> **Problem**: Scan the lines below for the string "район" and copy every one that has it.
--- --- ---
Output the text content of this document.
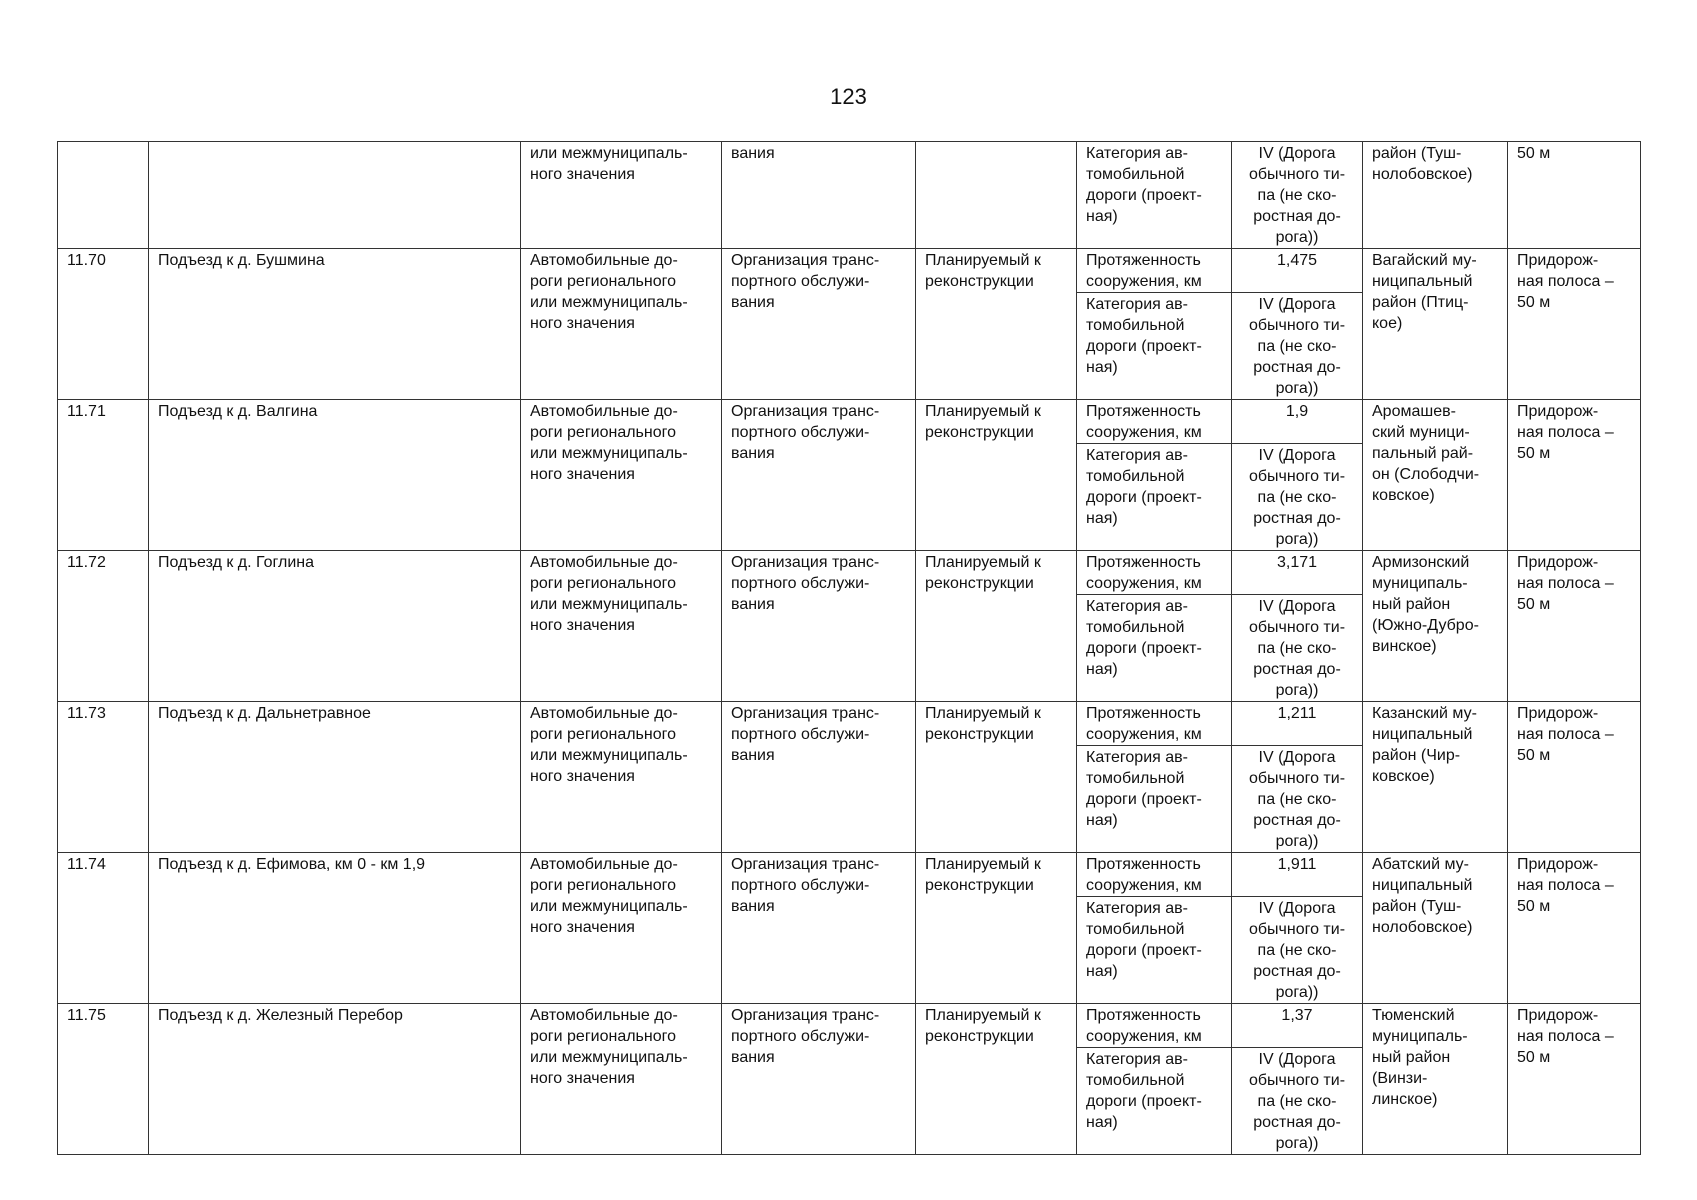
123
		или межмуниципаль-
ного значения	вания		Категория ав-
томобильной
дороги (проект-
ная)	IV (Дорога
обычного ти-
па (не ско-
ростная до-
рога))	район (Туш-
нолобовское)	50 м
11.70	Подъезд к д. Бушмина	Автомобильные до-
роги регионального
или межмуниципаль-
ного значения	Организация транс-
портного обслужи-
вания	Планируемый к
реконструкции	Протяженность
сооружения, км	1,475	Вагайский му-
ниципальный
район (Птиц-
кое)	Придорож-
ная полоса –
50 м
					Категория ав-
томобильной
дороги (проект-
ная)	IV (Дорога
обычного ти-
па (не ско-
ростная до-
рога))		
11.71	Подъезд к д. Валгина	Автомобильные до-
роги регионального
или межмуниципаль-
ного значения	Организация транс-
портного обслужи-
вания	Планируемый к
реконструкции	Протяженность
сооружения, км	1,9	Аромашев-
ский муници-
пальный рай-
он (Слободчи-
ковское)	Придорож-
ная полоса –
50 м
					Категория ав-
томобильной
дороги (проект-
ная)	IV (Дорога
обычного ти-
па (не ско-
ростная до-
рога))		
11.72	Подъезд к д. Гоглина	Автомобильные до-
роги регионального
или межмуниципаль-
ного значения	Организация транс-
портного обслужи-
вания	Планируемый к
реконструкции	Протяженность
сооружения, км	3,171	Армизонский
муниципаль-
ный район
(Южно-Дубро-
винское)	Придорож-
ная полоса –
50 м
					Категория ав-
томобильной
дороги (проект-
ная)	IV (Дорога
обычного ти-
па (не ско-
ростная до-
рога))		
11.73	Подъезд к д. Дальнетравное	Автомобильные до-
роги регионального
или межмуниципаль-
ного значения	Организация транс-
портного обслужи-
вания	Планируемый к
реконструкции	Протяженность
сооружения, км	1,211	Казанский му-
ниципальный
район (Чир-
ковское)	Придорож-
ная полоса –
50 м
					Категория ав-
томобильной
дороги (проект-
ная)	IV (Дорога
обычного ти-
па (не ско-
ростная до-
рога))		
11.74	Подъезд к д. Ефимова, км 0 - км 1,9	Автомобильные до-
роги регионального
или межмуниципаль-
ного значения	Организация транс-
портного обслужи-
вания	Планируемый к
реконструкции	Протяженность
сооружения, км	1,911	Абатский му-
ниципальный
район (Туш-
нолобовское)	Придорож-
ная полоса –
50 м
					Категория ав-
томобильной
дороги (проект-
ная)	IV (Дорога
обычного ти-
па (не ско-
ростная до-
рога))		
11.75	Подъезд к д. Железный Перебор	Автомобильные до-
роги регионального
или межмуниципаль-
ного значения	Организация транс-
портного обслужи-
вания	Планируемый к
реконструкции	Протяженность
сооружения, км	1,37	Тюменский
муниципаль-
ный район
(Винзи-
линское)	Придорож-
ная полоса –
50 м
					Категория ав-
томобильной
дороги (проект-
ная)	IV (Дорога
обычного ти-
па (не ско-
ростная до-
рога))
--- --- ---
> **Complete answer**:
рога))	район (Туш-
район (Птиц-
ный район
район (Чир-
район (Туш-
ный район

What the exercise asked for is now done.